-- Record set start --

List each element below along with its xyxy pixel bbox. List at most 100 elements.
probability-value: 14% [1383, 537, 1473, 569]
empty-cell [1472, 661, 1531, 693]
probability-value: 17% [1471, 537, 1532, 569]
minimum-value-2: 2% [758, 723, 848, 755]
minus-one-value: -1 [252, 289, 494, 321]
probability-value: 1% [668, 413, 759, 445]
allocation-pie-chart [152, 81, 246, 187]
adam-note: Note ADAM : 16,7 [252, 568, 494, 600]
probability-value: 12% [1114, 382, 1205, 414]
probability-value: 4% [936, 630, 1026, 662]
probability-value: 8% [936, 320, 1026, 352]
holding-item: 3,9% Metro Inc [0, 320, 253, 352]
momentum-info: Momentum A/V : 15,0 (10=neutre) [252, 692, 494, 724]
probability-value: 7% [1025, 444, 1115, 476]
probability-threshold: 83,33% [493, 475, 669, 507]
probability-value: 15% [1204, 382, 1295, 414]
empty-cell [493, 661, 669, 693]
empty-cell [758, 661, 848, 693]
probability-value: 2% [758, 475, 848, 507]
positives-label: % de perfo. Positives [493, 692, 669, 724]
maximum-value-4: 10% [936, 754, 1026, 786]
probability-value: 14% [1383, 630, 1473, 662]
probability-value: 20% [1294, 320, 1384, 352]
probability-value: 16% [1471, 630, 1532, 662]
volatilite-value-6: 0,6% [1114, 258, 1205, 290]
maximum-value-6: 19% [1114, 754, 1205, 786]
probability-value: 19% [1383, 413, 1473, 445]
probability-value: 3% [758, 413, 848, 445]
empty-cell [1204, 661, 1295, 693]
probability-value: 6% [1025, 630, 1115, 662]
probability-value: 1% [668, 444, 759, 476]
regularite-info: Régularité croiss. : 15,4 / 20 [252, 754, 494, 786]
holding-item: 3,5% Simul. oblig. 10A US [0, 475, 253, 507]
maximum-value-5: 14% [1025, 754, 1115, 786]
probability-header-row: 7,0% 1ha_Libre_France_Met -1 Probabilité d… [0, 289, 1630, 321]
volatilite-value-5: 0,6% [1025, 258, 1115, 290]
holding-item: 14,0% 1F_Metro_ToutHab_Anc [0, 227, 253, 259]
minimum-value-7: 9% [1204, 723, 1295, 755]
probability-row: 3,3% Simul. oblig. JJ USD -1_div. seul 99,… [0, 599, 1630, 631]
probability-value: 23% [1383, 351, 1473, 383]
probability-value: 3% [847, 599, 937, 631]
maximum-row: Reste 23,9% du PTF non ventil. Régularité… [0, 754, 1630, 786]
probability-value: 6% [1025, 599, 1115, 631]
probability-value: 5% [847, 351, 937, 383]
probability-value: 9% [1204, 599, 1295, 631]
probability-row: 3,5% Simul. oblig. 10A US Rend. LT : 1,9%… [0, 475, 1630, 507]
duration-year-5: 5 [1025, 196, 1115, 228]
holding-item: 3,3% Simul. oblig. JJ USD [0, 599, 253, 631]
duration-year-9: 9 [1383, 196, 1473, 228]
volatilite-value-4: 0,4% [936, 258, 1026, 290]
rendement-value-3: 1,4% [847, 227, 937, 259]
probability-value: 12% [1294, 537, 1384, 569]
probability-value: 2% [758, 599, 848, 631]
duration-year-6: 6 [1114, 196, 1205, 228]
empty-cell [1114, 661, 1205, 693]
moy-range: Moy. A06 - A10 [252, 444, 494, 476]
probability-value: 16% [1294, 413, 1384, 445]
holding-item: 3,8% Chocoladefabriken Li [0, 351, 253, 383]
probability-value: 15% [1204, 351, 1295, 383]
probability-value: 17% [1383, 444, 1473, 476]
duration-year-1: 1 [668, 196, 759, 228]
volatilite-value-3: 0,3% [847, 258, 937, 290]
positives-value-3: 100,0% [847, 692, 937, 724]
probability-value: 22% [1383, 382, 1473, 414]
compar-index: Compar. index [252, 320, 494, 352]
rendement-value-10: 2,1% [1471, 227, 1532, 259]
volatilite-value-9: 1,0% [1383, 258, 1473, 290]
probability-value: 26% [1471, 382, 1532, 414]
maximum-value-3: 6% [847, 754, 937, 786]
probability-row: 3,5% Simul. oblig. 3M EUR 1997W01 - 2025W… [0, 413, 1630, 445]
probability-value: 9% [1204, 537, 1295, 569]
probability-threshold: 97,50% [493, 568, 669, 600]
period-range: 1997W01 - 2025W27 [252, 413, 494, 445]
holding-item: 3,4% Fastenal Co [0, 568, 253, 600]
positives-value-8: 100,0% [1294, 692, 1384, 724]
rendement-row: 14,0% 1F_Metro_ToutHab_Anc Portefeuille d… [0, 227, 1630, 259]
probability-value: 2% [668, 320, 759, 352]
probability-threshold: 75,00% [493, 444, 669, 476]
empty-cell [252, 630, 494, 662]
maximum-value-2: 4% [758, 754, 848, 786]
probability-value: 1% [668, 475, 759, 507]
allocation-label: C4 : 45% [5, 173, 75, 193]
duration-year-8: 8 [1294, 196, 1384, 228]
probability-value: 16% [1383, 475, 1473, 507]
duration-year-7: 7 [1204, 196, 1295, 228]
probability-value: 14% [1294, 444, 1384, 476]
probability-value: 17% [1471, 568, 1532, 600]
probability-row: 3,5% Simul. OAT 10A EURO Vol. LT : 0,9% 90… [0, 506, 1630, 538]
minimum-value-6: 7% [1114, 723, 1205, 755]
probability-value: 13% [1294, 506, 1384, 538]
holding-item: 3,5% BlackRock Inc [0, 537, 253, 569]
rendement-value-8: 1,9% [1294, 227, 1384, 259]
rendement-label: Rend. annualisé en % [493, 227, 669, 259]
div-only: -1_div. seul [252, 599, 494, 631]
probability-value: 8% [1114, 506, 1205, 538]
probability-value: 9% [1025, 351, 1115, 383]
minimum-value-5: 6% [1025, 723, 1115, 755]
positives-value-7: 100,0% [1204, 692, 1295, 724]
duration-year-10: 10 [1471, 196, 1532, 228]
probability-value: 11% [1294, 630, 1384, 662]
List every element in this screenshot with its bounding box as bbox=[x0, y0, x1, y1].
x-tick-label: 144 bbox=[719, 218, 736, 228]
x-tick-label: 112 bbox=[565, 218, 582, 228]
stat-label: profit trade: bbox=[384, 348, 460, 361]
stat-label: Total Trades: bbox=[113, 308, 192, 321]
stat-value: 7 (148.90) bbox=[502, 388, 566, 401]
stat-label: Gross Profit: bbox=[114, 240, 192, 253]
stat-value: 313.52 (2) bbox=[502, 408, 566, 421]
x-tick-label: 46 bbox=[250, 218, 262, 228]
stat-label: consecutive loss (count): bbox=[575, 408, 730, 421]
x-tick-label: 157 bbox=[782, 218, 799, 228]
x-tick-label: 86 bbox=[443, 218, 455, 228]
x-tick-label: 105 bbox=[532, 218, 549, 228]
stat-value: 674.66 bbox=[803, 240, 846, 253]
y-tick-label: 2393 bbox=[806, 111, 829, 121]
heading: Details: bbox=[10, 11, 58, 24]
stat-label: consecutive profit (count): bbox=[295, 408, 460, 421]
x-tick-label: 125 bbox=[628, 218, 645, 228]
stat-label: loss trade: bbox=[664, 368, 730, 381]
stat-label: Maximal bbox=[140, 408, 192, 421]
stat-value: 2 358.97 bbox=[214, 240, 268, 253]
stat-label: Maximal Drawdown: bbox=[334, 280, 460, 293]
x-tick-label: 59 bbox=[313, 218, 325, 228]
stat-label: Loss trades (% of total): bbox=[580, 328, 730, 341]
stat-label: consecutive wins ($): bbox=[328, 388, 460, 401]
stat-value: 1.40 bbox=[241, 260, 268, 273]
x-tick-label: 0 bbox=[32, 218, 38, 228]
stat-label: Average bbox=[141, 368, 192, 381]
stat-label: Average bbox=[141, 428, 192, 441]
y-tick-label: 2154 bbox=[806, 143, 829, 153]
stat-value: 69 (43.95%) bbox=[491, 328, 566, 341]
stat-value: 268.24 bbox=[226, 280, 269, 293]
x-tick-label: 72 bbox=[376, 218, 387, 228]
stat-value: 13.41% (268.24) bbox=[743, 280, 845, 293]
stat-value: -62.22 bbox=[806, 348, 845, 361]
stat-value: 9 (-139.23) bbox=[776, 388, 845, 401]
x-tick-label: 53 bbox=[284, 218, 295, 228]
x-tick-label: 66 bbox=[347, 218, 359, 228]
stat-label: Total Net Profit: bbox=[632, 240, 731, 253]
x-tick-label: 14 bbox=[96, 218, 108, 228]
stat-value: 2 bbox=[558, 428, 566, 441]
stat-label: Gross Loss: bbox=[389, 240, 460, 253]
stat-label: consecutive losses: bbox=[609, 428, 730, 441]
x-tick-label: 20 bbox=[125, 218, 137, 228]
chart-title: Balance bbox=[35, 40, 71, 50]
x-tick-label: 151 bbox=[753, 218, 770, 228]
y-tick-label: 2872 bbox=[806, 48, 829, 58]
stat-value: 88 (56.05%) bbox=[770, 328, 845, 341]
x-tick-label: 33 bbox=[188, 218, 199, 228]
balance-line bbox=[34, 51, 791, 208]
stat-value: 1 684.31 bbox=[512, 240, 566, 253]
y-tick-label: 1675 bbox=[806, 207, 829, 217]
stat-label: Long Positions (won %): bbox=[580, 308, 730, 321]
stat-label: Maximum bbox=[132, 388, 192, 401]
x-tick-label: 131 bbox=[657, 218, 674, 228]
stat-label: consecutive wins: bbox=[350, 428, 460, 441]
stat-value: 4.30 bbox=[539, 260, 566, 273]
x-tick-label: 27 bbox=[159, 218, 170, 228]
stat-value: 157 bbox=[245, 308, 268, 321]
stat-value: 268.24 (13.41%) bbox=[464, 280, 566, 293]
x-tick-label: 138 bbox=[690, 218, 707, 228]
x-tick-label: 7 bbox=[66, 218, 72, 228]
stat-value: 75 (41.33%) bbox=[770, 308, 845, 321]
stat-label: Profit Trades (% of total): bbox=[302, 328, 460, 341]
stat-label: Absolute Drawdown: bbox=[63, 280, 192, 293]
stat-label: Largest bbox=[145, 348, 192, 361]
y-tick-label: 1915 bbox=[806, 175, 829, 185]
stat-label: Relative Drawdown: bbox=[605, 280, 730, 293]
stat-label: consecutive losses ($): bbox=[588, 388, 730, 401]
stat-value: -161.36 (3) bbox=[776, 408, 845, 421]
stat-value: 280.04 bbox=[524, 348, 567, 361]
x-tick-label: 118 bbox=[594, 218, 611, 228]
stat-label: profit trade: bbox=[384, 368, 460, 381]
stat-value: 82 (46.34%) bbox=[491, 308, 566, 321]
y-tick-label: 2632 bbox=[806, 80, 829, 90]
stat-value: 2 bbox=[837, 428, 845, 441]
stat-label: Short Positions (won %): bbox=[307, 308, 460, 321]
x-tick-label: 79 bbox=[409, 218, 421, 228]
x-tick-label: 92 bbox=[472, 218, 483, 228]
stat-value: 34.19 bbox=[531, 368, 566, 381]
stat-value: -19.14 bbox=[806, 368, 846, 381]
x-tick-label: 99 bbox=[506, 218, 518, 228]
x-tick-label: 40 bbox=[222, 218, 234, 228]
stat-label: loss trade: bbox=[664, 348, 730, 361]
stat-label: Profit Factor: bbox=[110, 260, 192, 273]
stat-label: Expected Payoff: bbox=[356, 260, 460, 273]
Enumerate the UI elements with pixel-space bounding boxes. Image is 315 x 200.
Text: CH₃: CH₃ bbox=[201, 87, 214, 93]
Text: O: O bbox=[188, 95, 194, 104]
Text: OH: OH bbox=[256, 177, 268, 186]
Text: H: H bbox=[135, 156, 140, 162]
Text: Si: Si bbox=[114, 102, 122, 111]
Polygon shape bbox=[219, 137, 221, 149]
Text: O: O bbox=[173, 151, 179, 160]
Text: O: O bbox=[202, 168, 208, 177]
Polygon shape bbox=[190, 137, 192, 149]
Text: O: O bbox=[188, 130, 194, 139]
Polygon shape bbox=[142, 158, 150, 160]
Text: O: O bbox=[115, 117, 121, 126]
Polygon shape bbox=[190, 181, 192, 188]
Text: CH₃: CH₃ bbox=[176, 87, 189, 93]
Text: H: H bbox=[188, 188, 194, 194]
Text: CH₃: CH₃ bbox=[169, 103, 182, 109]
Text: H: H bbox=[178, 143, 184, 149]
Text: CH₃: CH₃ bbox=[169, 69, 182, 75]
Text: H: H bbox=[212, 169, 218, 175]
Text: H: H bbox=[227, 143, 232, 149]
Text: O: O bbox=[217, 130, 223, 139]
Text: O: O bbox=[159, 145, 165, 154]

-- Record set end --

# Exercise aim
Format the entries from their first line up to and including the line containing "positives-label: % de" as a JSON list of strings, one string per line and no strings for blank lines.

# Full answer
[
  "List each element below along with its xyxy pixel bbox. List at most 100 elements.",
  "probability-value: 14% [1383, 537, 1473, 569]",
  "empty-cell [1472, 661, 1531, 693]",
  "probability-value: 17% [1471, 537, 1532, 569]",
  "minimum-value-2: 2% [758, 723, 848, 755]",
  "minus-one-value: -1 [252, 289, 494, 321]",
  "probability-value: 1% [668, 413, 759, 445]",
  "allocation-pie-chart [152, 81, 246, 187]",
  "adam-note: Note ADAM : 16,7 [252, 568, 494, 600]",
  "probability-value: 12% [1114, 382, 1205, 414]",
  "probability-value: 4% [936, 630, 1026, 662]",
  "probability-value: 8% [936, 320, 1026, 352]",
  "holding-item: 3,9% Metro Inc [0, 320, 253, 352]",
  "momentum-info: Momentum A/V : 15,0 (10=neutre) [252, 692, 494, 724]",
  "probability-value: 7% [1025, 444, 1115, 476]",
  "probability-threshold: 83,33% [493, 475, 669, 507]",
  "probability-value: 15% [1204, 382, 1295, 414]",
  "empty-cell [493, 661, 669, 693]",
  "empty-cell [758, 661, 848, 693]",
  "probability-value: 2% [758, 475, 848, 507]",
  "positives-label: % de perfo. Positives [493, 692, 669, 724]"
]